Rewrite the part of the listing that opens with the line containing "resistor R1 10k" and closes with the line containing "wire 7402 output", changing "ground rail" to "return rail" and leaving everything else unchanged.

Listing excerpted from a collection:
— BEGIN —
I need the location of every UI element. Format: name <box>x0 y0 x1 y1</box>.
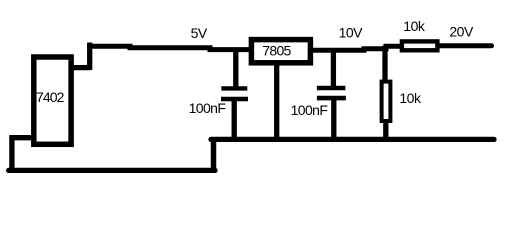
resistor R1 10k horizontal <box>402 41 438 50</box>
wire 7402 ground stub <box>12 138 33 169</box>
wire 7805 output to 10V node <box>312 46 401 50</box>
node 20V label <box>449 24 474 40</box>
svg-text:10k: 10k <box>403 18 426 34</box>
capacitor C2 100nF <box>317 88 346 140</box>
svg-text:5V: 5V <box>191 25 208 41</box>
value label R2 10k <box>399 90 422 106</box>
svg-text:7805: 7805 <box>262 43 291 59</box>
value label C1 100nF <box>189 100 226 116</box>
wire ground rail step <box>211 137 217 171</box>
svg-text:100nF: 100nF <box>189 100 226 116</box>
svg-text:10k: 10k <box>399 90 422 106</box>
wire ground rail left section <box>9 168 215 173</box>
value label C2 100nF <box>291 102 328 118</box>
wire junction down to C1 <box>233 48 238 88</box>
regulator U2 7805 <box>251 40 310 63</box>
wire 7402 output stub to 5V rail <box>71 43 90 71</box>
wire junction down to C2 <box>331 48 336 87</box>
svg-text:7402: 7402 <box>36 89 65 105</box>
svg-text:20V: 20V <box>449 24 474 40</box>
node 5V label <box>191 25 208 41</box>
wire ground rail right section <box>211 137 494 142</box>
svg-text:100nF: 100nF <box>291 102 328 118</box>
wire 7805 ground pin <box>274 63 279 140</box>
wire 5V top rail <box>87 46 250 49</box>
wire R1 to 20V terminal <box>439 43 492 48</box>
wire junction down to R2 <box>382 46 387 82</box>
resistor R2 10k vertical <box>382 82 391 141</box>
svg-text:10V: 10V <box>339 25 364 41</box>
IC U1 7402 <box>34 57 71 144</box>
node 10V label <box>339 25 364 41</box>
capacitor C1 100nF <box>221 88 248 140</box>
value label R1 10k <box>403 18 426 34</box>
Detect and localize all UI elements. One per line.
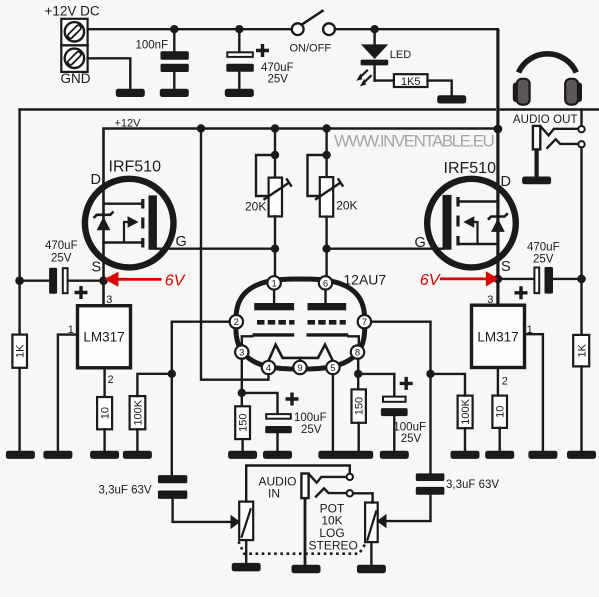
trimmer P1 20K left [245,129,292,277]
svg-text:25V: 25V [401,433,422,445]
jack audio in ring contact [316,488,347,496]
svg-text:IN: IN [268,487,280,501]
svg-text:100K: 100K [133,399,145,425]
ground 1K5 [437,95,466,103]
svg-text:2: 2 [234,317,239,328]
ground pin1 right [528,451,557,459]
svg-text:25V: 25V [533,254,554,266]
resistor 10 right [492,396,507,428]
wire pot right bottom to ground [370,542,372,565]
wire pot left bottom to ground [245,540,247,563]
svg-text:+12V DC: +12V DC [45,4,100,19]
ground 100K right [451,451,480,459]
trimmer P2 20K right [308,129,358,277]
wire 150 left to ground [241,439,243,451]
resistor 10 left [97,397,112,429]
pin 9 tube [293,361,306,374]
wire cathode left column [241,359,243,407]
transistor Q1 IRF510 left [85,159,187,276]
svg-text:2: 2 [502,376,508,388]
wire 150 right to ground [358,423,360,451]
pin 3 tube [235,345,248,358]
svg-text:G: G [176,234,187,250]
ground 10 left [90,451,119,459]
svg-text:25V: 25V [51,252,72,264]
svg-text:1K5: 1K5 [401,76,421,88]
regulator U2 LM317 right [472,294,533,388]
pin 7 tube [358,315,371,328]
potentiometer left 10K [239,502,253,540]
switch SW1 ON/OFF [290,10,335,54]
jack ring contact [547,139,578,148]
svg-text:470uF: 470uF [45,240,78,252]
transistor Q2 IRF510 right [415,160,516,275]
wire cathode right to 100uF [358,374,394,396]
resistor 100K right [458,396,473,429]
svg-text:STEREO: STEREO [309,539,358,553]
svg-text:100uF: 100uF [393,422,426,434]
svg-text:20K: 20K [336,198,357,212]
pin 8 tube [351,345,364,358]
wire +12V rail top [88,28,292,30]
annotation arrow 6V left [104,272,185,290]
svg-text:1K: 1K [576,343,588,357]
ground 100nF [160,89,189,97]
ground pin1 left [43,451,72,459]
node S left [99,276,108,285]
wire cathode right column [357,359,359,390]
wire GND from terminal [88,58,131,89]
wire LM317 right pin2 [497,368,499,396]
svg-text:4: 4 [266,363,271,374]
svg-text:S: S [92,260,102,276]
ground jack audio in [292,565,321,574]
resistor 100K left [130,396,146,429]
pin 5 tube [326,361,339,374]
wire LM317 right pin1 [525,334,543,451]
wire pin 5 to ground [332,374,334,451]
svg-text:3: 3 [239,348,244,359]
wire LED to 1K5 [375,79,394,81]
svg-text:6V: 6V [420,272,441,289]
jack J3 audio in plug [259,474,309,566]
terminal block J1 +12V DC [61,19,87,72]
wire 100K right to ground [464,428,466,451]
svg-text:25V: 25V [301,424,322,436]
wire heater feed from rail to pin 4 [201,129,269,380]
ground pot right [357,565,386,574]
jack audio in tip contact [309,474,347,483]
capacitor 100nF [136,29,189,89]
svg-text:LM317: LM317 [83,330,124,345]
wire switch rail down to +12V node and drain [496,29,499,305]
ground 10 right [485,451,514,459]
ground 100uF left [263,451,292,459]
pin 4 tube [262,361,275,374]
wire +12V inner rail [104,127,498,129]
node junction trimmer2 [322,124,330,132]
ground 1K right [567,451,596,459]
annotation arrow 6V right [420,271,499,288]
wire gate left [157,247,275,249]
svg-text:150: 150 [238,414,250,432]
svg-text:ON/OFF: ON/OFF [290,43,332,55]
wire switch to right [335,28,498,30]
svg-text:WWW.INVENTABLE.EU: WWW.INVENTABLE.EU [334,132,494,151]
wire audio out box top line [501,108,599,110]
node junction cathode right [354,370,362,378]
capacitor 100uF 25V right [381,377,426,451]
capacitor 3.3uF 63V left [99,475,241,529]
wire 10 right to ground [499,428,501,451]
capacitor 470uF 25V right output electrolytic [498,241,582,299]
node junction rail to drain column [494,125,503,134]
gang dotted line stereo pot [239,542,367,554]
svg-text:3,3uF 63V: 3,3uF 63V [446,479,499,491]
resistor 1K right [573,335,589,367]
svg-text:10: 10 [100,407,112,419]
svg-text:9: 9 [297,363,302,374]
wire 10 left to ground [103,429,105,451]
node junction heater feed [197,124,205,132]
resistor 1K left [12,335,27,368]
svg-text:12AU7: 12AU7 [343,272,386,288]
wire 100K left top to grid node [137,374,171,396]
svg-text:AUDIO OUT: AUDIO OUT [513,114,578,126]
resistor 150 right [352,389,366,422]
pin 6 tube [319,276,332,289]
wire ring to pot right top [353,493,373,502]
svg-text:IRF510: IRF510 [109,159,162,176]
svg-text:3,3uF 63V: 3,3uF 63V [99,484,152,496]
svg-text:100nF: 100nF [136,40,169,52]
wire left channel output top line [20,108,495,110]
wire grid left column [172,322,230,475]
svg-text:+12V: +12V [115,118,142,130]
svg-text:6V: 6V [165,272,186,289]
wire left drain column [102,129,105,306]
svg-text:7: 7 [362,317,367,328]
svg-text:D: D [501,174,511,190]
svg-text:150: 150 [354,397,366,415]
ground pot left [232,563,261,572]
ground 100uF right [380,451,409,459]
svg-text:IRF510: IRF510 [444,160,497,177]
svg-text:LED: LED [390,49,411,61]
ground GND terminal [116,89,145,97]
ground 100K left [123,451,152,459]
svg-text:20K: 20K [245,199,266,213]
jack tip contact [541,126,579,135]
node junction 470uF input [235,25,243,33]
node junction LED [370,25,378,33]
svg-text:1K: 1K [15,344,27,358]
svg-text:S: S [501,259,511,275]
wire 1K left to ground [18,368,20,451]
node junction grid left [168,370,176,378]
svg-text:3: 3 [106,294,112,306]
svg-text:10: 10 [495,406,507,418]
wire 100K right top to grid node [431,374,466,396]
wire output corner to jack tip [580,110,582,127]
node junction cathode left [238,389,246,397]
svg-text:LM317: LM317 [477,330,518,345]
capacitor 100uF 25V left [265,393,326,452]
ground jack audio out [522,177,551,185]
node junction right output [577,275,586,284]
svg-text:5: 5 [330,363,335,374]
node junction trimmer1 [271,124,279,132]
jack audio in tip terminal circle [347,474,353,480]
node junction 100nF [170,25,178,33]
node junction grid right [426,370,434,378]
svg-text:25V: 25V [268,74,289,86]
wire pot left top to audio in tip [246,466,350,502]
headphones icon [513,54,582,105]
LED D1 [356,29,411,86]
resistor 150 left [235,406,250,439]
svg-text:8: 8 [355,348,360,359]
jack J2 audio out plug [533,126,540,177]
capacitor 3.3uF 63V right [377,473,500,528]
jack tip terminal circle [578,126,584,132]
label POT 10K LOG STEREO [309,501,358,552]
wire 1K5 to ground [428,81,452,96]
node junction left edge [15,276,24,285]
capacitor 470uF 25V input electrolytic [226,29,293,89]
jack ring terminal circle [578,141,584,147]
svg-text:3: 3 [487,294,493,306]
svg-text:470uF: 470uF [261,62,294,74]
svg-text:100uF: 100uF [294,412,327,424]
svg-text:100K: 100K [460,398,472,424]
wire 100K left to ground [136,429,138,451]
node junction gate left [271,245,279,253]
pin 1 tube [267,276,280,289]
jack audio in ring terminal circle [347,490,353,496]
node S right [494,275,503,284]
tube V1 12AU7 [236,272,387,369]
ground 150 right [344,451,373,459]
svg-text:D: D [91,172,101,188]
wire LM317 left pin1 [58,335,78,451]
regulator U1 LM317 left [68,294,131,386]
pin 2 tube [230,315,243,328]
svg-text:2: 2 [108,374,114,386]
wire 1K right to ground [580,366,582,451]
wire right channel output column [580,148,582,335]
wire grid right column [371,322,430,475]
ground 470uF input [225,89,254,97]
svg-text:470uF: 470uF [527,241,560,253]
svg-text:6: 6 [323,278,328,289]
svg-text:G: G [415,235,426,251]
node junction gate right [322,245,330,253]
capacitor 470uF 25V left output electrolytic [22,240,104,299]
ground pin 5 [318,451,347,459]
svg-text:GND: GND [61,71,91,86]
resistor 1K5 [394,74,428,88]
wire gate right [327,247,443,249]
svg-text:1: 1 [271,278,276,289]
ground 1K left [6,451,35,459]
wire LM317 left pin2 [103,368,105,397]
wire cathode left to 100uF [242,393,278,413]
ground 150 left [228,451,257,459]
wire left edge column [18,110,20,335]
potentiometer right 10K [365,503,378,543]
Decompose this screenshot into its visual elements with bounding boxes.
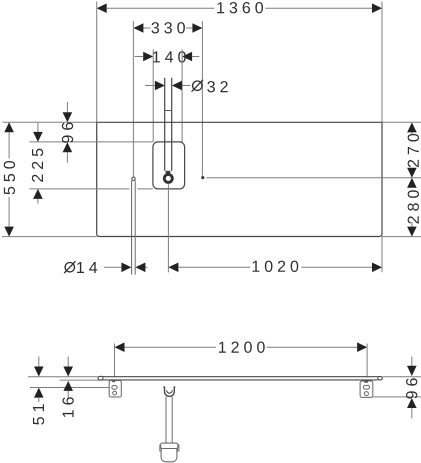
drain pipe [165, 397, 167, 443]
ext bottom edge right [382, 236, 421, 238]
ext line 330 right / drain point line [201, 21, 203, 176]
dim 1020 [178, 266, 372, 268]
dim O32 arrows [155, 81, 165, 91]
faucet hole tab [166, 171, 171, 174]
faucet centerline ext below [167, 184, 169, 272]
ext line 330 left / towel bar centerline [132, 21, 134, 177]
dim 140 arrows [143, 52, 153, 62]
dim 280 [407, 178, 417, 188]
centerline right ext [206, 177, 421, 179]
dim 1020 text [253, 261, 299, 272]
dim 270 [407, 122, 417, 132]
slab top line ext right [383, 376, 421, 378]
slab right end cap [378, 377, 382, 380]
drain fitting [163, 386, 175, 388]
slab bottom [103, 379, 378, 381]
ext 1200 left [114, 344, 116, 378]
ext line right 1360 [381, 2, 383, 123]
dim 1360 text [217, 2, 263, 13]
dim 1200 text [219, 342, 265, 353]
dim 1360 arrows [97, 3, 107, 13]
faucet hole ring [164, 174, 172, 182]
dim O14 text [64, 261, 75, 273]
slab top line ext left [28, 376, 98, 378]
dim 550 line [8, 132, 10, 226]
trap coupling [160, 445, 161, 451]
bracket bottom ext right [373, 396, 421, 398]
dim 1200 [125, 346, 358, 348]
ext bottom edge left [2, 236, 97, 238]
towel bar lines [131, 181, 133, 275]
ext line left 1360 [96, 2, 98, 123]
dim 550 text [4, 161, 15, 194]
faucet slot right line [171, 78, 173, 171]
drain point dot [201, 176, 204, 179]
slab top [103, 376, 378, 378]
dim 96 lower [411, 357, 413, 366]
faucet slot left line [164, 78, 166, 171]
dim 96 text [62, 122, 73, 142]
dim 330 line [143, 27, 192, 29]
dim 330 arrows [133, 23, 143, 33]
dim 140 text [153, 51, 186, 62]
dim 330 text [151, 22, 184, 33]
right edge ext below [381, 237, 383, 273]
dim 1360 line [107, 7, 372, 9]
dim 51 [38, 357, 40, 367]
plate bottom ext line [30, 188, 130, 190]
right bracket [360, 381, 373, 397]
plate top ext line [30, 141, 153, 143]
dim 550 arrows [4, 122, 14, 132]
ext top edge left [3, 121, 97, 123]
dim 140 tails [135, 56, 200, 58]
dim O32 text [192, 80, 203, 92]
dim 225 text [32, 149, 43, 182]
left bracket [109, 381, 121, 398]
slab left end cap [98, 376, 103, 380]
dim 16 [67, 357, 69, 367]
ext line 140 left [152, 50, 154, 143]
countertop outline [97, 122, 382, 236]
ext top edge right [382, 121, 421, 123]
dim O32 tails [145, 85, 190, 87]
slab bottom ext left [60, 379, 102, 381]
ext 1200 right [366, 344, 368, 378]
trap body [161, 449, 177, 462]
dim 96 [66, 102, 68, 112]
faucet plate rounded rect [153, 142, 185, 189]
dim O14 [104, 266, 122, 268]
dim 225 [37, 123, 39, 132]
bracket slot line left [30, 387, 109, 389]
faucet slot tick [165, 110, 172, 112]
towel bar top ring [132, 177, 135, 180]
ext line 140 right [181, 50, 183, 143]
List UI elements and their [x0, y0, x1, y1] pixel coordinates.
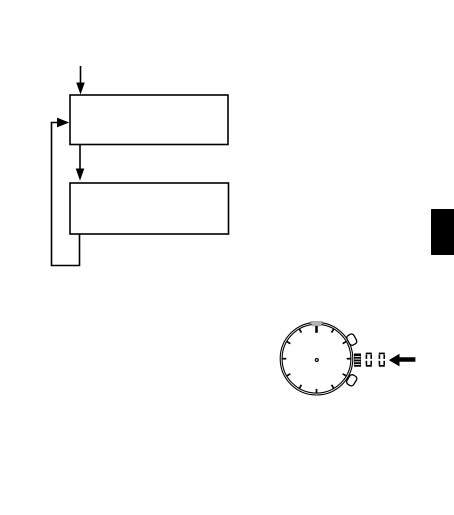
feedback loop wire [52, 123, 80, 266]
digit 0 (tens) [366, 353, 372, 367]
arrow box 1 to box 2 [76, 145, 85, 181]
digit 0 (ones) [379, 353, 385, 367]
arrow into box 1 [76, 66, 85, 95]
watch case outer circle [280, 322, 353, 395]
feedback arrowhead [57, 118, 69, 128]
watch case inner circle [282, 324, 351, 393]
center pivot dot [315, 359, 318, 362]
box 2 (flowchart step 2) [70, 183, 229, 234]
upper pusher button A [346, 333, 358, 346]
page edge black tab [431, 209, 454, 255]
crown [354, 354, 361, 367]
12 o'clock marker [311, 321, 323, 333]
hour tick marks [282, 329, 352, 394]
lower pusher button B [346, 374, 358, 387]
big left-pointing arrow [389, 354, 416, 367]
box 1 (flowchart step 1) [70, 95, 228, 145]
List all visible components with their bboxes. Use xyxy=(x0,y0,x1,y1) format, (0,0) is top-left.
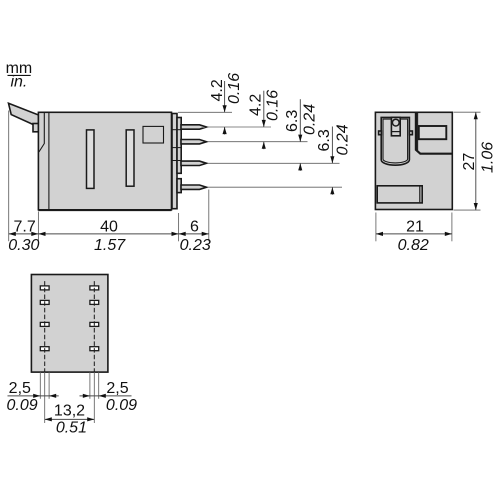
svg-text:2,5: 2,5 xyxy=(106,380,128,397)
svg-text:in.: in. xyxy=(10,74,27,91)
svg-text:27: 27 xyxy=(461,153,478,171)
svg-text:1.57: 1.57 xyxy=(94,237,126,254)
svg-text:0.16: 0.16 xyxy=(226,73,243,104)
svg-text:0.16: 0.16 xyxy=(265,90,282,121)
svg-text:7.7: 7.7 xyxy=(13,219,35,236)
svg-text:4.2: 4.2 xyxy=(209,79,226,101)
svg-text:6.3: 6.3 xyxy=(316,129,333,151)
svg-text:40: 40 xyxy=(100,219,118,236)
svg-text:13,2: 13,2 xyxy=(54,402,85,419)
svg-text:1.06: 1.06 xyxy=(480,142,497,173)
svg-text:6.3: 6.3 xyxy=(284,110,301,132)
svg-text:6: 6 xyxy=(190,219,199,236)
svg-text:2,5: 2,5 xyxy=(9,380,31,397)
svg-text:0.23: 0.23 xyxy=(180,237,211,254)
svg-text:0.51: 0.51 xyxy=(56,419,87,436)
svg-text:0.24: 0.24 xyxy=(335,124,352,155)
svg-text:21: 21 xyxy=(406,219,424,236)
svg-text:0.30: 0.30 xyxy=(8,237,39,254)
svg-text:0.09: 0.09 xyxy=(7,397,38,414)
svg-text:0.09: 0.09 xyxy=(106,397,137,414)
svg-text:4.2: 4.2 xyxy=(248,94,265,116)
svg-text:0.82: 0.82 xyxy=(398,237,429,254)
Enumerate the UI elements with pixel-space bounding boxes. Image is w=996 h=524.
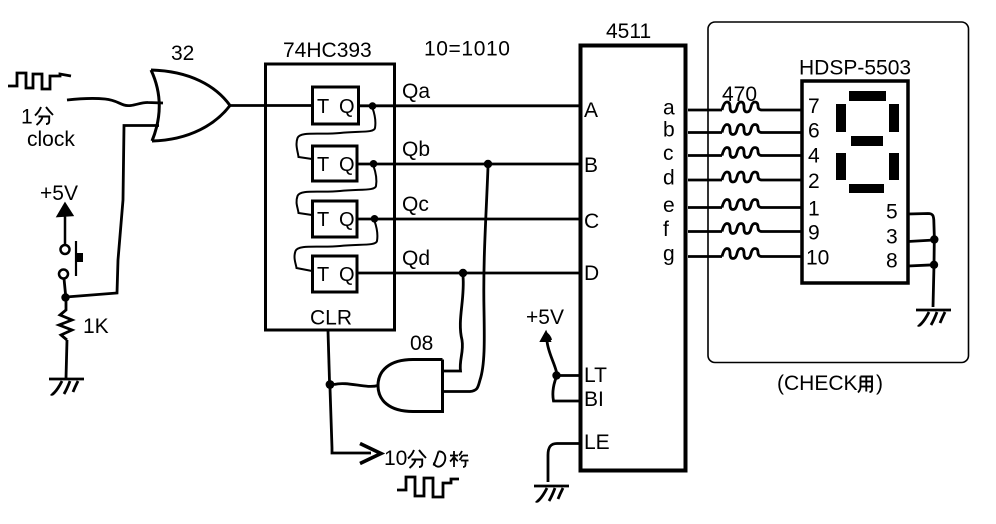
— END —
RESULT FOR THIS EXERCISE:
resistor R1 10k horizontal <box>402 41 438 50</box>
wire 7402 ground stub <box>12 138 33 169</box>
wire 7805 output to 10V node <box>312 46 401 50</box>
node 20V label <box>449 24 474 40</box>
svg-text:10k: 10k <box>403 18 426 34</box>
capacitor C2 100nF <box>317 88 346 140</box>
svg-text:5V: 5V <box>191 25 208 41</box>
value label R2 10k <box>399 90 422 106</box>
svg-text:7805: 7805 <box>262 43 291 59</box>
value label C1 100nF <box>189 100 226 116</box>
wire return rail step <box>211 137 217 171</box>
svg-text:100nF: 100nF <box>189 100 226 116</box>
svg-text:10k: 10k <box>399 90 422 106</box>
wire return rail left section <box>9 168 215 173</box>
value label C2 100nF <box>291 102 328 118</box>
wire junction down to C1 <box>233 48 238 88</box>
regulator U2 7805 <box>251 40 310 63</box>
wire 7402 output stub to 5V rail <box>71 43 90 71</box>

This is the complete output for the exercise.